#### [INSTRUCTIONS TO FOLLOW]
For each line in the data below that holds "value", return a copy.

__________

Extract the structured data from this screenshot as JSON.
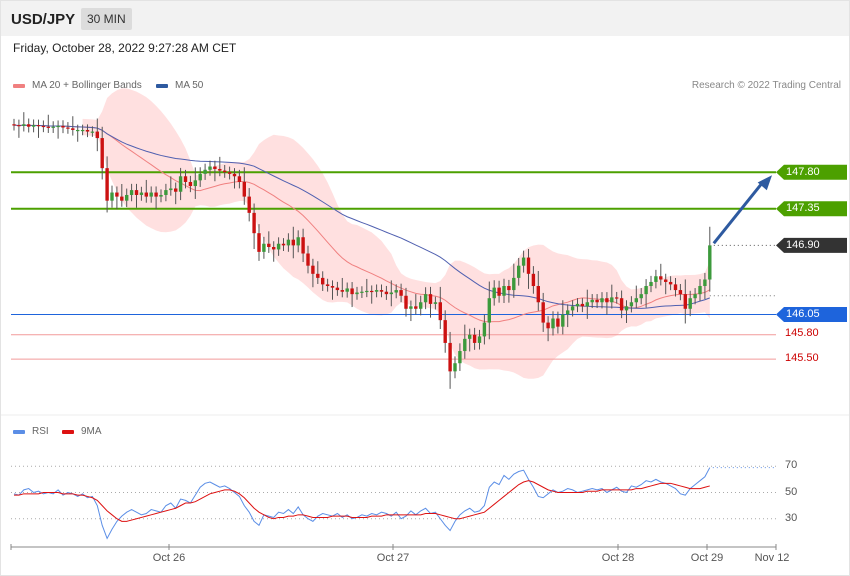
{
  "header": {
    "symbol": "USD/JPY",
    "timeframe": "30 MIN"
  },
  "datetime": "Friday, October 28, 2022 9:27:28 AM CET",
  "legend": [
    {
      "label": "MA 20 + Bollinger Bands",
      "color": "#f08080"
    },
    {
      "label": "MA 50",
      "color": "#2e5aa0"
    }
  ],
  "copyright": "Research © 2022 Trading Central",
  "levels": {
    "resistance": [
      {
        "label": "147.80",
        "value": 147.8,
        "color": "#4ca000"
      },
      {
        "label": "147.35",
        "value": 147.35,
        "color": "#4ca000"
      }
    ],
    "current": {
      "label": "146.90",
      "value": 146.9,
      "color": "#333333"
    },
    "pivot": {
      "label": "146.05",
      "value": 146.05,
      "color": "#1e64dc"
    },
    "support": [
      {
        "label": "145.80",
        "value": 145.8,
        "color": "#cc0000"
      },
      {
        "label": "145.50",
        "value": 145.5,
        "color": "#cc0000"
      }
    ]
  },
  "rsi_legend": [
    {
      "label": "RSI",
      "color": "#5b8ee6"
    },
    {
      "label": "9MA",
      "color": "#dd1111"
    }
  ],
  "rsi_levels": [
    "70",
    "50",
    "30"
  ],
  "x_labels": [
    "Oct 26",
    "Oct 27",
    "Oct 28",
    "Oct 29",
    "Nov 12"
  ],
  "colors": {
    "up": "#3c9a3c",
    "down": "#cc1111",
    "band": "#ffdada",
    "ma20": "#f08080",
    "ma50": "#5060b0",
    "arrow": "#2e5aa0"
  },
  "chart_data": {
    "type": "candlestick",
    "ylim": [
      144.85,
      148.75
    ],
    "closes": [
      148.38,
      148.37,
      148.39,
      148.36,
      148.38,
      148.37,
      148.36,
      148.35,
      148.36,
      148.37,
      148.35,
      148.34,
      148.32,
      148.32,
      148.32,
      148.3,
      148.3,
      148.22,
      147.85,
      147.45,
      147.55,
      147.5,
      147.45,
      147.52,
      147.58,
      147.52,
      147.55,
      147.5,
      147.55,
      147.5,
      147.52,
      147.58,
      147.6,
      147.56,
      147.75,
      147.68,
      147.63,
      147.7,
      147.78,
      147.83,
      147.87,
      147.84,
      147.82,
      147.8,
      147.78,
      147.75,
      147.68,
      147.5,
      147.3,
      147.05,
      146.82,
      146.92,
      146.88,
      146.85,
      146.92,
      146.9,
      146.97,
      146.9,
      147.0,
      146.8,
      146.65,
      146.55,
      146.5,
      146.42,
      146.4,
      146.38,
      146.35,
      146.33,
      146.37,
      146.3,
      146.32,
      146.33,
      146.34,
      146.33,
      146.35,
      146.33,
      146.3,
      146.32,
      146.35,
      146.28,
      146.12,
      146.15,
      146.12,
      146.2,
      146.3,
      146.18,
      146.2,
      145.98,
      145.7,
      145.35,
      145.45,
      145.6,
      145.75,
      145.8,
      145.7,
      145.78,
      145.95,
      146.25,
      146.38,
      146.28,
      146.4,
      146.35,
      146.5,
      146.65,
      146.75,
      146.55,
      146.4,
      146.2,
      145.95,
      145.88,
      146.0,
      145.9,
      146.05,
      146.1,
      146.15,
      146.18,
      146.15,
      146.2,
      146.23,
      146.2,
      146.25,
      146.2,
      146.26,
      146.25,
      146.1,
      146.15,
      146.2,
      146.25,
      146.3,
      146.4,
      146.45,
      146.52,
      146.48,
      146.45,
      146.42,
      146.35,
      146.3,
      146.12,
      146.25,
      146.3,
      146.4,
      146.48,
      146.9
    ]
  },
  "rsi_data": {
    "ylim": [
      10,
      90
    ],
    "rsi": [
      49,
      48,
      52,
      53,
      50,
      51,
      49,
      50,
      49,
      52,
      48,
      50,
      49,
      47,
      49,
      46,
      47,
      40,
      25,
      15,
      22,
      28,
      32,
      35,
      37,
      35,
      33,
      34,
      37,
      36,
      35,
      40,
      42,
      38,
      45,
      44,
      42,
      48,
      54,
      57,
      58,
      56,
      54,
      55,
      53,
      50,
      47,
      40,
      35,
      28,
      25,
      33,
      32,
      31,
      35,
      34,
      37,
      34,
      39,
      33,
      30,
      28,
      32,
      34,
      33,
      32,
      34,
      31,
      33,
      30,
      31,
      33,
      32,
      34,
      33,
      35,
      34,
      32,
      35,
      30,
      32,
      36,
      33,
      36,
      38,
      34,
      35,
      30,
      25,
      21,
      28,
      33,
      36,
      38,
      35,
      36,
      40,
      54,
      58,
      56,
      63,
      60,
      64,
      66,
      67,
      60,
      54,
      47,
      46,
      49,
      52,
      50,
      51,
      53,
      52,
      50,
      51,
      52,
      53,
      52,
      53,
      50,
      52,
      54,
      51,
      50,
      55,
      54,
      56,
      59,
      58,
      60,
      58,
      57,
      55,
      53,
      49,
      48,
      53,
      56,
      59,
      62,
      69
    ],
    "ma9": [
      48,
      48,
      49,
      49,
      49,
      49,
      50,
      50,
      50,
      50,
      49,
      49,
      49,
      48,
      48,
      47,
      46,
      44,
      40,
      36,
      33,
      30,
      28,
      28,
      29,
      30,
      31,
      32,
      33,
      34,
      35,
      36,
      37,
      38,
      40,
      42,
      42,
      43,
      45,
      47,
      49,
      50,
      51,
      52,
      52,
      51,
      49,
      46,
      42,
      38,
      35,
      33,
      31,
      30,
      31,
      31,
      32,
      32,
      33,
      33,
      32,
      31,
      31,
      31,
      31,
      32,
      32,
      32,
      32,
      31,
      31,
      31,
      31,
      32,
      32,
      32,
      33,
      33,
      33,
      33,
      33,
      33,
      33,
      33,
      34,
      34,
      34,
      33,
      32,
      31,
      30,
      30,
      31,
      32,
      33,
      34,
      35,
      38,
      41,
      44,
      47,
      50,
      53,
      56,
      58,
      59,
      58,
      56,
      54,
      52,
      51,
      50,
      50,
      50,
      50,
      50,
      50,
      51,
      51,
      51,
      52,
      52,
      52,
      52,
      52,
      52,
      52,
      53,
      53,
      54,
      55,
      56,
      57,
      57,
      57,
      56,
      55,
      54,
      53,
      53,
      53,
      54,
      55
    ]
  }
}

__________

#### [OUTPUT OF THE TASK]
        "value": 147.8,
        "value": 147.35,
      "value": 146.9,
      "value": 146.05,
        "value": 145.8,
        "value": 145.5,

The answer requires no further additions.